* AIM A
Can you reproduce, word for word, the stretch of rows from the first row through the row containing "cell-value: 171,733 [798, 350, 862, 371]", with both ends included?

* EXTRACT TO READ
--- start ---

This gluten-free gingerbread cake has a great texture, loads of gingerbread spice, and is a fantastically quick and easy Christmas dessert that doesn’t taste gluten-free!
I’ve been making this gingerbread recipe for almost 20 years. I used to make it with all-purpose flour, then I switched to whole wheat flour, and for the last several years, I’ve been making it with gluten-free flour.
People have told me that they don’t usually like gingerbread, but they love this cake. It’s really a fantastic recipe!
It’s heavily spiced, the way I think gingerbread cake should be, but if you want to dial back on the spices, you can.
The original recipe uses 1 teaspoon of ginger, 1 teaspoon of cinnamon and ½ teaspoon of cloves.
This recipe is adapted from the Favorite Old-fashioned Gingerbread recipe on Allrecipes.
You’ll find the same recipe on a lot of blogs and even a molasses brand website. The adaptations in their recipes (and this one) came from reading the user comments on Allrecipes.
It’s kind of shocking the number of bloggers that take recipes from Allrecipes and other large sites without giving credit where it’s due. Especially a lot of gluten-free and keto bloggers who just convert a recipe to be gluten-free or keto and claim it to be original.
But anyway. On to the recipe!
- Gluten-free baking flour – I used Bob’s Red Mill 1:1 Gluten-free Baking Flour.

--- end ---

* AIM B
Will you carry on the gluten-free gingerbread cake text from the point where it stops?

* GIVEN ENTRIES
--- start ---

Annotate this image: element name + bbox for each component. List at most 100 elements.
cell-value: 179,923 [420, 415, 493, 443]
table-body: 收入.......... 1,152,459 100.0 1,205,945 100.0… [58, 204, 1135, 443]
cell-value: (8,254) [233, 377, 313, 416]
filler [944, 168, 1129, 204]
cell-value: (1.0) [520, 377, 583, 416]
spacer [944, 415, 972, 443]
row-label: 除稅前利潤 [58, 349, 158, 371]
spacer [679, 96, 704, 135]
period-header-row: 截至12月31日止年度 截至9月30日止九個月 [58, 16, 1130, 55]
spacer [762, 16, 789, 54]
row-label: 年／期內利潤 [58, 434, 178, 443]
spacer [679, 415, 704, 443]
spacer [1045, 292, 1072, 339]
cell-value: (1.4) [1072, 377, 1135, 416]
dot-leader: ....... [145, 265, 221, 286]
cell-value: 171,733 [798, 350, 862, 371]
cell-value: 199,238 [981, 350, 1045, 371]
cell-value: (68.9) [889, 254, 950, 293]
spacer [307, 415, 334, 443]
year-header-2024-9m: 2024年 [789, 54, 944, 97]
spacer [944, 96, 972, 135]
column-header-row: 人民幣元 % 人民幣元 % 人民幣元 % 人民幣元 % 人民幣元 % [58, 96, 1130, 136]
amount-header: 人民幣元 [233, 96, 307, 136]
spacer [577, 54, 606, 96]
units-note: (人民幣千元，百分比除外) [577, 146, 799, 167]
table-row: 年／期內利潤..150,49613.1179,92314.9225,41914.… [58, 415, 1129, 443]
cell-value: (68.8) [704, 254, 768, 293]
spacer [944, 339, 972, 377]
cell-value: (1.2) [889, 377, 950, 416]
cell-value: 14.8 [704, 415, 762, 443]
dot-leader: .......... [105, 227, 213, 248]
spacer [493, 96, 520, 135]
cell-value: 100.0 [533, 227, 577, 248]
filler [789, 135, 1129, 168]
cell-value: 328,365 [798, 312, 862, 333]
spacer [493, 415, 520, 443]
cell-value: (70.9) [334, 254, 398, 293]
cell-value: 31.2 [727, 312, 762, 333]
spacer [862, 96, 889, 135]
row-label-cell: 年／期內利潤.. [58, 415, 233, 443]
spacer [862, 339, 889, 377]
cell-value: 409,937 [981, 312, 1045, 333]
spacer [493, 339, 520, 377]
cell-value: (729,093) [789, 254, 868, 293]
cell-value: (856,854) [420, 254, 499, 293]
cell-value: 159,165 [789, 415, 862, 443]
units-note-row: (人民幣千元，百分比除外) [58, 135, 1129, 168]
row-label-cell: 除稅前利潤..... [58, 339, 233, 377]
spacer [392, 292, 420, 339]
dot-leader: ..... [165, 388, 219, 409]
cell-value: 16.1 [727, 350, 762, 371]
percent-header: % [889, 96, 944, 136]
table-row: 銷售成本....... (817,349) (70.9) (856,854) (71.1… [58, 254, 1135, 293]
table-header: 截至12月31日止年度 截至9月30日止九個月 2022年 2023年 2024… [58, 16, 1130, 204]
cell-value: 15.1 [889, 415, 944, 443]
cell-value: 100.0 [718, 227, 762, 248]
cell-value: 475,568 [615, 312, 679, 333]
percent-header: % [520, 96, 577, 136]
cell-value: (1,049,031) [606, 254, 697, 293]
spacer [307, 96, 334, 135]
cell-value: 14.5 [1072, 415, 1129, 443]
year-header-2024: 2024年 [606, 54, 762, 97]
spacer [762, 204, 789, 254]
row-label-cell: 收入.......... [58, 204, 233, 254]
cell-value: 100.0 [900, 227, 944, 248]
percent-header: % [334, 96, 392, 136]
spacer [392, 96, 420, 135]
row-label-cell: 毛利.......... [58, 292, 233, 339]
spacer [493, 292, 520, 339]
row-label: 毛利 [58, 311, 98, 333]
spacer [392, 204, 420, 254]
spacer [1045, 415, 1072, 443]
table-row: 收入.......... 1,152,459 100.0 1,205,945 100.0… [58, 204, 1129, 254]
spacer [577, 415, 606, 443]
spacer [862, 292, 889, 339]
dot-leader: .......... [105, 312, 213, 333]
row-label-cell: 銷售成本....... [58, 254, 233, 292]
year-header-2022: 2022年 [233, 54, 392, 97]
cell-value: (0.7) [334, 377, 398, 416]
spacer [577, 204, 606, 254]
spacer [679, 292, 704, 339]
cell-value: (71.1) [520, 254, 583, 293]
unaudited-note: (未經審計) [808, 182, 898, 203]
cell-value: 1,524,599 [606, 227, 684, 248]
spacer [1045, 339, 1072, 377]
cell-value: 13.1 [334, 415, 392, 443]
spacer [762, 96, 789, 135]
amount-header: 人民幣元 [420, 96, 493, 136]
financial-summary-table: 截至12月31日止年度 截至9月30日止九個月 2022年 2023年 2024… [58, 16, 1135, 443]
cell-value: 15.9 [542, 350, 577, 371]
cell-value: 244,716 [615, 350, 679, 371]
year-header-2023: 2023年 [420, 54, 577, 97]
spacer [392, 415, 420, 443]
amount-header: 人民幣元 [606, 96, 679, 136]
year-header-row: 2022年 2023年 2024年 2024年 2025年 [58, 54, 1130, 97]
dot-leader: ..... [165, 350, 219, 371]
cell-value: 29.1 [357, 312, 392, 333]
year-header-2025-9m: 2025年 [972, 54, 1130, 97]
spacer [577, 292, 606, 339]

--- end ---

* TASK OUTPUT A
Annotate this image: element name + bbox for each component. List at most 100 elements.
cell-value: 179,923 [420, 415, 493, 443]
table-body: 收入.......... 1,152,459 100.0 1,205,945 100.0… [58, 204, 1135, 443]
cell-value: (8,254) [233, 377, 313, 416]
filler [944, 168, 1129, 204]
cell-value: (1.0) [520, 377, 583, 416]
spacer [944, 415, 972, 443]
row-label: 除稅前利潤 [58, 349, 158, 371]
spacer [679, 96, 704, 135]
period-header-row: 截至12月31日止年度 截至9月30日止九個月 [58, 16, 1130, 55]
spacer [762, 16, 789, 54]
row-label: 年／期內利潤 [58, 434, 178, 443]
spacer [679, 415, 704, 443]
spacer [1045, 292, 1072, 339]
cell-value: (1.4) [1072, 377, 1135, 416]
dot-leader: ....... [145, 265, 221, 286]
cell-value: 171,733 [798, 350, 862, 371]

* TASK OUTPUT B
- Spices – this cake is loaded with ginger, cinnamon and cloves to lots of Christmas flavor.
- Sugar – you can use granulated or coconut sugar.
- Butter or oil – I do not recommend olive oi! You can taste it. I would recommend something more neutral like canola oil or vegetable oil. I wouldn’t recommend coconut oil, as the cake isn’t as fluffy with it.
- Applesauce – make sure to use unsweetened. Although, if you only have sweetened, I think it’d still be fine. This cake isn’t super, super sweet, so I don’t think a little extra sugar in the applesauce would be a big deal.
- Molasses – more on this below!
- Egg – I haven’t tried this gingerbread with an egg sub. It only calls for 1 egg, which makes me optimistic that it’d work. However, it’s always a risk with cake. I find that egg subs + gluten-free flour can sometimes result in gumminess.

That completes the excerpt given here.